- _Work to do_: Pick out all lines in the listing holding the string "minst" and copy them.

Records that describe figures
┄┄┄┄┄┄┄┄┄┄┄┄┄┄┄┄┄┄┄┄

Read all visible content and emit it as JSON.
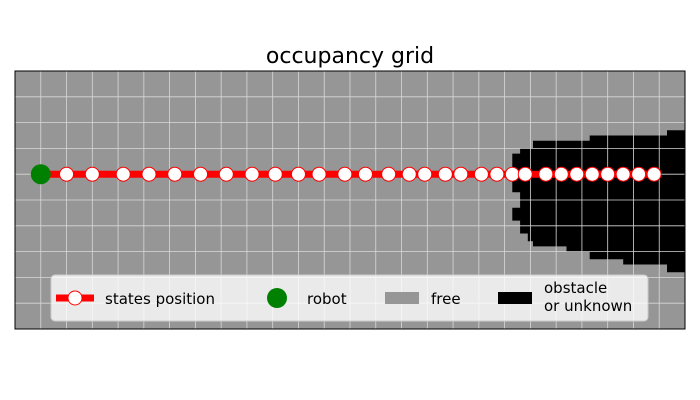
{
  "chart_data": {
    "type": "occupancy-grid-path",
    "title": "occupancy grid",
    "xlim": [
      0,
      26
    ],
    "ylim": [
      -10,
      0
    ],
    "grid": true,
    "colors": {
      "free": "#969696",
      "obstacle": "#000000",
      "path": "#ff0000",
      "state_fill": "#ffffff",
      "robot": "#008000",
      "grid": "#d8d8d8"
    },
    "robot": {
      "x": 1.0,
      "y": -4.0
    },
    "states_position": {
      "x": [
        2.0,
        3.0,
        4.2,
        5.2,
        6.2,
        7.2,
        8.2,
        9.2,
        10.1,
        11.0,
        11.8,
        12.8,
        13.6,
        14.5,
        15.3,
        15.9,
        16.7,
        17.3,
        18.1,
        18.7,
        19.3,
        19.8,
        20.6,
        21.2,
        21.8,
        22.4,
        23.0,
        23.6,
        24.2,
        24.8
      ],
      "y": [
        -4,
        -4,
        -4,
        -4,
        -4,
        -4,
        -4,
        -4,
        -4,
        -4,
        -4,
        -4,
        -4,
        -4,
        -4,
        -4,
        -4,
        -4,
        -4,
        -4,
        -4,
        -4,
        -4,
        -4,
        -4,
        -4,
        -4,
        -4,
        -4,
        -4
      ]
    },
    "obstacle_region": {
      "x": [
        26.0,
        25.3,
        25.3,
        22.3,
        22.3,
        20.1,
        20.1,
        19.6,
        19.6,
        19.3,
        19.3,
        19.6,
        19.6,
        19.3,
        19.3,
        19.6,
        19.6,
        19.9,
        19.9,
        20.1,
        20.1,
        21.4,
        21.4,
        22.3,
        22.3,
        23.6,
        23.6,
        25.3,
        25.3,
        26.0
      ],
      "y": [
        -2.3,
        -2.3,
        -2.5,
        -2.5,
        -2.7,
        -2.7,
        -3.0,
        -3.0,
        -3.2,
        -3.2,
        -4.7,
        -4.7,
        -5.3,
        -5.3,
        -5.8,
        -5.8,
        -6.3,
        -6.3,
        -6.6,
        -6.6,
        -6.8,
        -6.8,
        -7.0,
        -7.0,
        -7.3,
        -7.3,
        -7.5,
        -7.5,
        -7.8,
        -7.8
      ]
    },
    "legend": {
      "placement": "lower-center",
      "entries": [
        {
          "key": "states",
          "label": "states position"
        },
        {
          "key": "robot",
          "label": "robot"
        },
        {
          "key": "free",
          "label": "free"
        },
        {
          "key": "obstacle",
          "label_lines": [
            "obstacle",
            "or unknown"
          ]
        }
      ]
    }
  }
}
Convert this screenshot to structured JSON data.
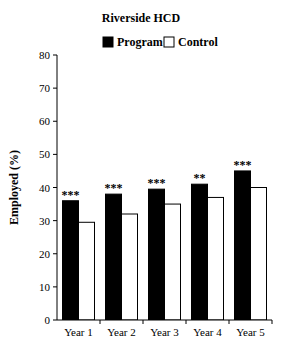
{
  "chart_data": {
    "type": "bar",
    "title": "Riverside HCD",
    "categories": [
      "Year 1",
      "Year 2",
      "Year 3",
      "Year 4",
      "Year 5"
    ],
    "series": [
      {
        "name": "Program",
        "color": "#000000",
        "values": [
          36,
          38,
          39.5,
          41,
          45
        ]
      },
      {
        "name": "Control",
        "color": "#ffffff",
        "values": [
          29.5,
          32,
          35,
          37,
          40
        ]
      }
    ],
    "annotations": [
      "***",
      "***",
      "***",
      "**",
      "***"
    ],
    "y_label": "Employed (%)",
    "ylim": [
      0,
      80
    ],
    "yticks": [
      0,
      10,
      20,
      30,
      40,
      50,
      60,
      70,
      80
    ],
    "grid": false,
    "legend": "top"
  }
}
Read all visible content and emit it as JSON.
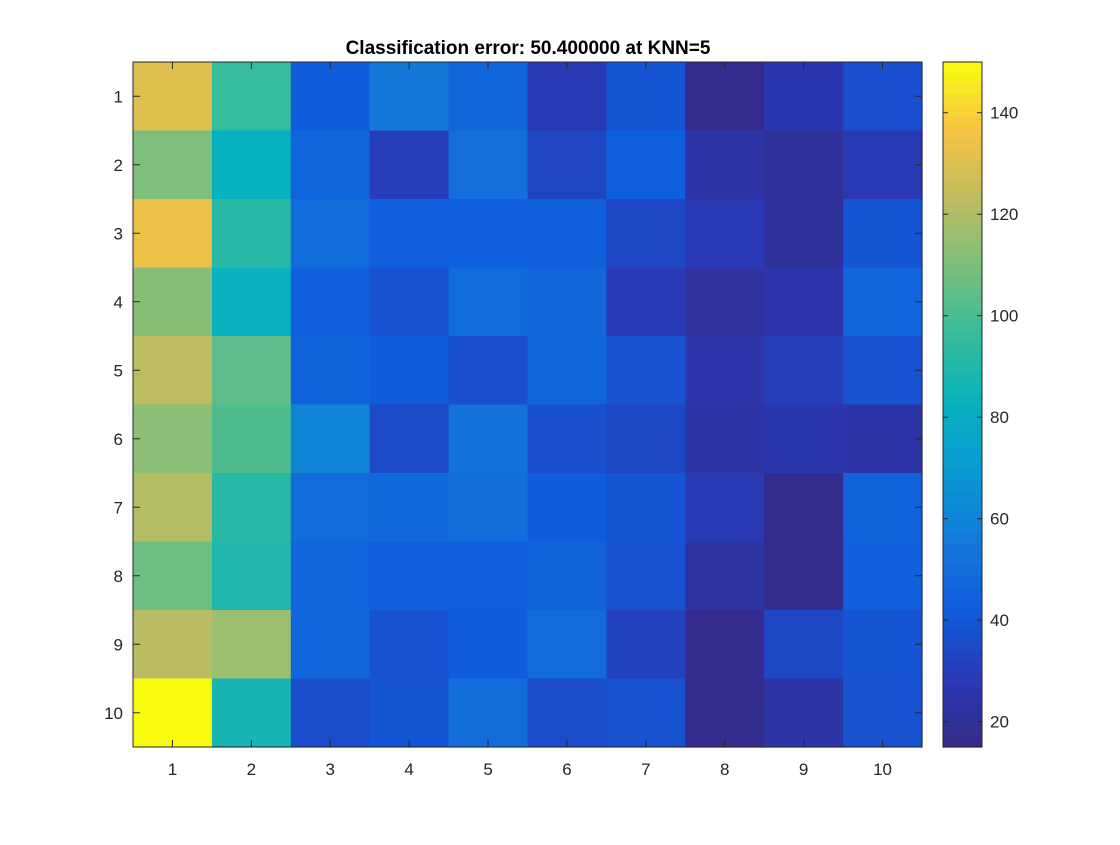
{
  "chart_data": {
    "type": "heatmap",
    "title": "Classification error: 50.400000 at KNN=5",
    "xlabel": "",
    "ylabel": "",
    "x": [
      1,
      2,
      3,
      4,
      5,
      6,
      7,
      8,
      9,
      10
    ],
    "y": [
      1,
      2,
      3,
      4,
      5,
      6,
      7,
      8,
      9,
      10
    ],
    "values": [
      [
        131,
        96,
        42,
        55,
        47,
        28,
        39,
        17,
        27,
        37
      ],
      [
        110,
        82,
        46,
        30,
        51,
        33,
        43,
        24,
        21,
        28
      ],
      [
        134,
        92,
        49,
        44,
        43,
        44,
        34,
        29,
        21,
        39
      ],
      [
        112,
        83,
        44,
        38,
        49,
        47,
        29,
        22,
        25,
        46
      ],
      [
        123,
        104,
        45,
        42,
        37,
        46,
        38,
        25,
        30,
        38
      ],
      [
        113,
        101,
        61,
        35,
        52,
        37,
        34,
        24,
        26,
        24
      ],
      [
        121,
        92,
        49,
        48,
        50,
        42,
        39,
        28,
        17,
        45
      ],
      [
        107,
        90,
        46,
        44,
        43,
        45,
        38,
        23,
        17,
        44
      ],
      [
        122,
        116,
        47,
        38,
        42,
        49,
        32,
        17,
        34,
        39
      ],
      [
        150,
        87,
        36,
        39,
        50,
        36,
        38,
        17,
        24,
        38
      ]
    ],
    "colormap": "parula",
    "clim": [
      15,
      150
    ],
    "colorbar": {
      "ticks": [
        20,
        40,
        60,
        80,
        100,
        120,
        140
      ],
      "tick_labels": [
        "20",
        "40",
        "60",
        "80",
        "100",
        "120",
        "140"
      ]
    },
    "x_tick_labels": [
      "1",
      "2",
      "3",
      "4",
      "5",
      "6",
      "7",
      "8",
      "9",
      "10"
    ],
    "y_tick_labels": [
      "1",
      "2",
      "3",
      "4",
      "5",
      "6",
      "7",
      "8",
      "9",
      "10"
    ],
    "grid": false,
    "legend": "none"
  }
}
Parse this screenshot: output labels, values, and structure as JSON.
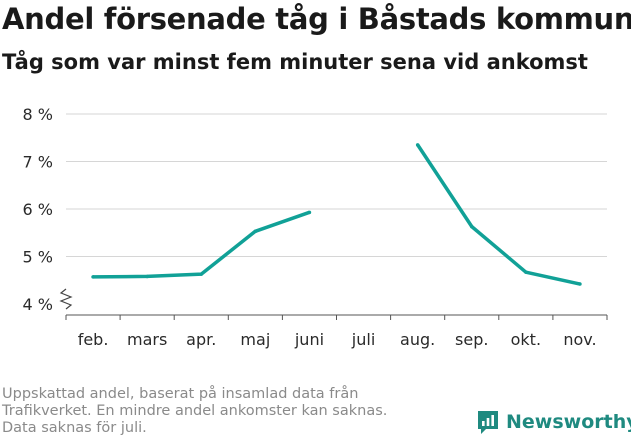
{
  "title": "Andel försenade tåg i Båstads kommun",
  "subtitle": "Tåg som var minst fem minuter sena vid ankomst",
  "footnote": [
    "Uppskattad andel, baserat på insamlad data från",
    "Trafikverket. En mindre andel ankomster kan saknas.",
    "Data saknas för juli."
  ],
  "brand": {
    "name": "Newsworthy",
    "icon": "newsworthy-logo-icon",
    "color": "#1f8a80"
  },
  "chart_data": {
    "type": "line",
    "title": "Andel försenade tåg i Båstads kommun",
    "subtitle": "Tåg som var minst fem minuter sena vid ankomst",
    "xlabel": "",
    "ylabel": "",
    "categories": [
      "feb.",
      "mars",
      "apr.",
      "maj",
      "juni",
      "juli",
      "aug.",
      "sep.",
      "okt.",
      "nov."
    ],
    "series": [
      {
        "values": [
          4.57,
          4.58,
          4.63,
          5.53,
          5.93,
          null,
          7.35,
          5.63,
          4.67,
          4.42
        ],
        "color": "#11a197"
      }
    ],
    "ylim": [
      4,
      8
    ],
    "yticks": [
      4,
      5,
      6,
      7,
      8
    ],
    "ytick_labels": [
      "4 %",
      "5 %",
      "6 %",
      "7 %",
      "8 %"
    ],
    "y_axis_break": true,
    "grid": true,
    "legend": "none"
  }
}
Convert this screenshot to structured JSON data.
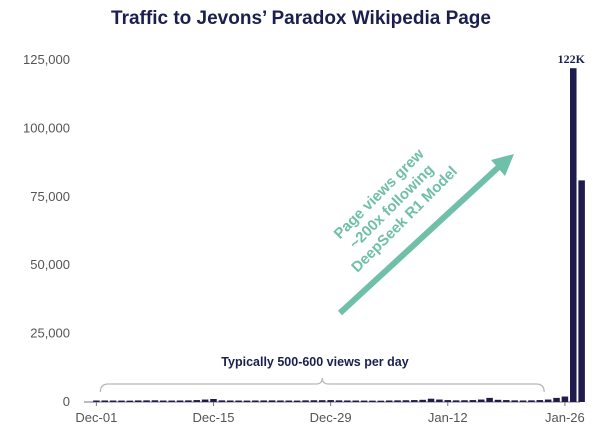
{
  "chart_data": {
    "type": "bar",
    "title": "Traffic to Jevons’ Paradox Wikipedia Page",
    "xlabel": "",
    "ylabel": "",
    "ylim": [
      0,
      125000
    ],
    "yticks": [
      0,
      25000,
      50000,
      75000,
      100000,
      125000
    ],
    "ytick_labels": [
      "0",
      "25,000",
      "50,000",
      "75,000",
      "100,000",
      "125,000"
    ],
    "xtick_labels": [
      "Dec-01",
      "Dec-15",
      "Dec-29",
      "Jan-12",
      "Jan-26"
    ],
    "xtick_days": [
      0,
      14,
      28,
      42,
      56
    ],
    "days": [
      0,
      1,
      2,
      3,
      4,
      5,
      6,
      7,
      8,
      9,
      10,
      11,
      12,
      13,
      14,
      15,
      16,
      17,
      18,
      19,
      20,
      21,
      22,
      23,
      24,
      25,
      26,
      27,
      28,
      29,
      30,
      31,
      32,
      33,
      34,
      35,
      36,
      37,
      38,
      39,
      40,
      41,
      42,
      43,
      44,
      45,
      46,
      47,
      48,
      49,
      50,
      51,
      52,
      53,
      54,
      55,
      56,
      57,
      58
    ],
    "values": [
      550,
      560,
      540,
      520,
      500,
      580,
      600,
      620,
      540,
      530,
      560,
      600,
      700,
      900,
      1100,
      600,
      560,
      540,
      520,
      560,
      580,
      600,
      560,
      540,
      520,
      600,
      640,
      660,
      700,
      600,
      560,
      540,
      520,
      500,
      480,
      560,
      600,
      640,
      700,
      800,
      1200,
      900,
      700,
      600,
      640,
      700,
      900,
      1500,
      800,
      700,
      600,
      560,
      600,
      700,
      900,
      1500,
      2000,
      122000,
      81000
    ],
    "peak_label": "122K",
    "bracket_label": "Typically 500-600 views per day",
    "annotation_lines": [
      "Page views grew",
      "~200x following",
      "DeepSeek R1 Model"
    ],
    "colors": {
      "bar": "#1f1c4d",
      "axis_text": "#555555",
      "title": "#1a1f4e",
      "arrow": "#6fbfa9",
      "bracket": "#b8b8b8"
    }
  }
}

┄┄┄┄┄┄┄┄┄┄┄┄┄┄┄┄┄┄┄┄

- _Full output_:
  "subtitle": "Tåg som var minst fem minuter sena vid ankomst",
    "subtitle": "Tåg som var minst fem minuter sena vid ankomst",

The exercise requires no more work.